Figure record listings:
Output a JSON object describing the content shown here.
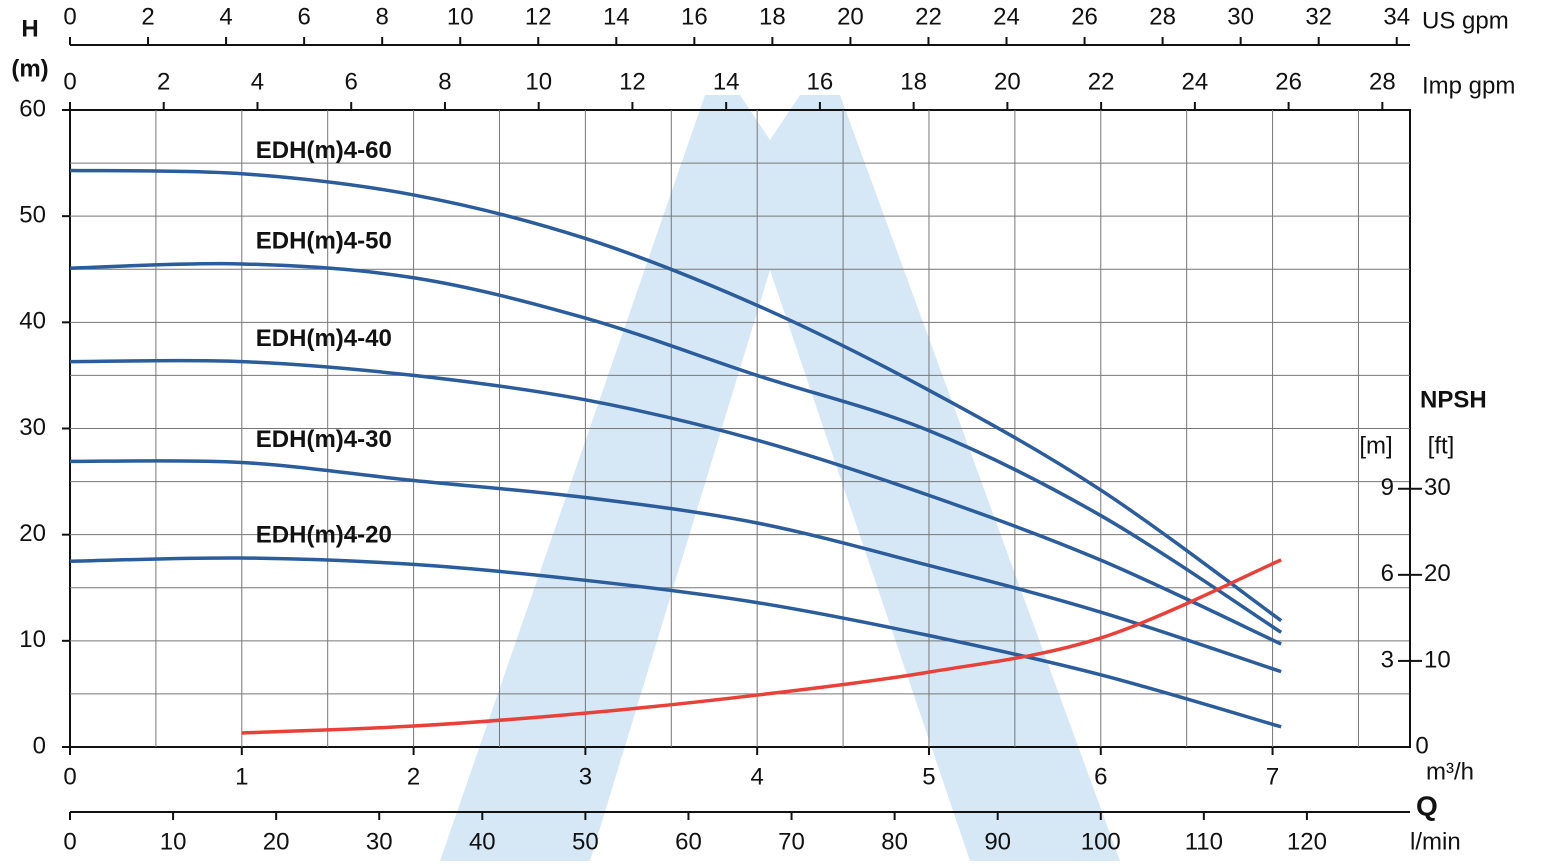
{
  "chart_data": {
    "type": "line",
    "y_title": "H",
    "y_unit": "(m)",
    "xlabel": "m³/h",
    "q_label": "Q",
    "xlim": [
      0,
      7.8
    ],
    "xticks": [
      0,
      1,
      2,
      3,
      4,
      5,
      6,
      7
    ],
    "ylim": [
      0,
      60
    ],
    "yticks": [
      0,
      10,
      20,
      30,
      40,
      50,
      60
    ],
    "grid_x": [
      0.5,
      1,
      1.5,
      2,
      2.5,
      3,
      3.5,
      4,
      4.5,
      5,
      5.5,
      6,
      6.5,
      7,
      7.5
    ],
    "grid_y": [
      5,
      10,
      15,
      20,
      25,
      30,
      35,
      40,
      45,
      50,
      55
    ],
    "top_axes": [
      {
        "label": "US gpm",
        "lim": [
          0,
          34.34
        ],
        "ticks": [
          0,
          2,
          4,
          6,
          8,
          10,
          12,
          14,
          16,
          18,
          20,
          22,
          24,
          26,
          28,
          30,
          32,
          34
        ]
      },
      {
        "label": "Imp gpm",
        "lim": [
          0,
          28.59
        ],
        "ticks": [
          0,
          2,
          4,
          6,
          8,
          10,
          12,
          14,
          16,
          18,
          20,
          22,
          24,
          26,
          28
        ]
      }
    ],
    "bottom_axis2": {
      "label": "l/min",
      "lim": [
        0,
        130
      ],
      "ticks": [
        0,
        10,
        20,
        30,
        40,
        50,
        60,
        70,
        80,
        90,
        100,
        110,
        120
      ]
    },
    "y2_title": "NPSH",
    "y2label": "[m]",
    "y2lim": [
      0,
      22.2
    ],
    "y2ticks": [
      0,
      3,
      6,
      9
    ],
    "y3label": "[ft]",
    "y3lim": [
      0,
      74
    ],
    "y3ticks": [
      10,
      20,
      30
    ],
    "series": [
      {
        "name": "EDH(m)4-60",
        "color": "#2b5c9c",
        "x": [
          0,
          1,
          2,
          3,
          4,
          5,
          6,
          7.05
        ],
        "values": [
          54.3,
          54,
          52,
          47.9,
          41.6,
          33.6,
          24.2,
          11.9
        ]
      },
      {
        "name": "EDH(m)4-50",
        "color": "#2b5c9c",
        "x": [
          0,
          1,
          2,
          3,
          4,
          5,
          6,
          7.05
        ],
        "values": [
          45.1,
          45.5,
          44.2,
          40.4,
          35,
          29.8,
          21.8,
          10.8
        ]
      },
      {
        "name": "EDH(m)4-40",
        "color": "#2b5c9c",
        "x": [
          0,
          1,
          2,
          3,
          4,
          5,
          6,
          7.05
        ],
        "values": [
          36.3,
          36.3,
          35,
          32.7,
          28.9,
          23.7,
          17.6,
          9.7
        ]
      },
      {
        "name": "EDH(m)4-30",
        "color": "#2b5c9c",
        "x": [
          0,
          1,
          2,
          3,
          4,
          5,
          6,
          7.05
        ],
        "values": [
          26.9,
          26.8,
          25.1,
          23.5,
          21.1,
          17.1,
          12.7,
          7.1
        ]
      },
      {
        "name": "EDH(m)4-20",
        "color": "#2b5c9c",
        "x": [
          0,
          1,
          2,
          3,
          4,
          5,
          6,
          7.05
        ],
        "values": [
          17.5,
          17.8,
          17.2,
          15.7,
          13.6,
          10.5,
          6.8,
          1.9
        ]
      },
      {
        "axis": "y2",
        "color": "#e8413a",
        "x": [
          1,
          2,
          3,
          4,
          5,
          6,
          7.05
        ],
        "values": [
          0.49,
          0.73,
          1.18,
          1.81,
          2.61,
          3.8,
          6.52
        ]
      }
    ]
  }
}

- Short exercise: Omit the images and transcribe all of the records above word for word.

- Exercise answer:
Output a JSON object describing the content shown here.
{
  "chart_data": {
    "type": "line",
    "y_title": "H",
    "y_unit": "(m)",
    "xlabel": "m³/h",
    "q_label": "Q",
    "xlim": [
      0,
      7.8
    ],
    "xticks": [
      0,
      1,
      2,
      3,
      4,
      5,
      6,
      7
    ],
    "ylim": [
      0,
      60
    ],
    "yticks": [
      0,
      10,
      20,
      30,
      40,
      50,
      60
    ],
    "grid_x": [
      0.5,
      1,
      1.5,
      2,
      2.5,
      3,
      3.5,
      4,
      4.5,
      5,
      5.5,
      6,
      6.5,
      7,
      7.5
    ],
    "grid_y": [
      5,
      10,
      15,
      20,
      25,
      30,
      35,
      40,
      45,
      50,
      55
    ],
    "top_axes": [
      {
        "label": "US gpm",
        "lim": [
          0,
          34.34
        ],
        "ticks": [
          0,
          2,
          4,
          6,
          8,
          10,
          12,
          14,
          16,
          18,
          20,
          22,
          24,
          26,
          28,
          30,
          32,
          34
        ]
      },
      {
        "label": "Imp gpm",
        "lim": [
          0,
          28.59
        ],
        "ticks": [
          0,
          2,
          4,
          6,
          8,
          10,
          12,
          14,
          16,
          18,
          20,
          22,
          24,
          26,
          28
        ]
      }
    ],
    "bottom_axis2": {
      "label": "l/min",
      "lim": [
        0,
        130
      ],
      "ticks": [
        0,
        10,
        20,
        30,
        40,
        50,
        60,
        70,
        80,
        90,
        100,
        110,
        120
      ]
    },
    "y2_title": "NPSH",
    "y2label": "[m]",
    "y2lim": [
      0,
      22.2
    ],
    "y2ticks": [
      0,
      3,
      6,
      9
    ],
    "y3label": "[ft]",
    "y3lim": [
      0,
      74
    ],
    "y3ticks": [
      10,
      20,
      30
    ],
    "series": [
      {
        "name": "EDH(m)4-60",
        "color": "#2b5c9c",
        "x": [
          0,
          1,
          2,
          3,
          4,
          5,
          6,
          7.05
        ],
        "values": [
          54.3,
          54,
          52,
          47.9,
          41.6,
          33.6,
          24.2,
          11.9
        ]
      },
      {
        "name": "EDH(m)4-50",
        "color": "#2b5c9c",
        "x": [
          0,
          1,
          2,
          3,
          4,
          5,
          6,
          7.05
        ],
        "values": [
          45.1,
          45.5,
          44.2,
          40.4,
          35,
          29.8,
          21.8,
          10.8
        ]
      },
      {
        "name": "EDH(m)4-40",
        "color": "#2b5c9c",
        "x": [
          0,
          1,
          2,
          3,
          4,
          5,
          6,
          7.05
        ],
        "values": [
          36.3,
          36.3,
          35,
          32.7,
          28.9,
          23.7,
          17.6,
          9.7
        ]
      },
      {
        "name": "EDH(m)4-30",
        "color": "#2b5c9c",
        "x": [
          0,
          1,
          2,
          3,
          4,
          5,
          6,
          7.05
        ],
        "values": [
          26.9,
          26.8,
          25.1,
          23.5,
          21.1,
          17.1,
          12.7,
          7.1
        ]
      },
      {
        "name": "EDH(m)4-20",
        "color": "#2b5c9c",
        "x": [
          0,
          1,
          2,
          3,
          4,
          5,
          6,
          7.05
        ],
        "values": [
          17.5,
          17.8,
          17.2,
          15.7,
          13.6,
          10.5,
          6.8,
          1.9
        ]
      },
      {
        "axis": "y2",
        "color": "#e8413a",
        "x": [
          1,
          2,
          3,
          4,
          5,
          6,
          7.05
        ],
        "values": [
          0.49,
          0.73,
          1.18,
          1.81,
          2.61,
          3.8,
          6.52
        ]
      }
    ]
  }
}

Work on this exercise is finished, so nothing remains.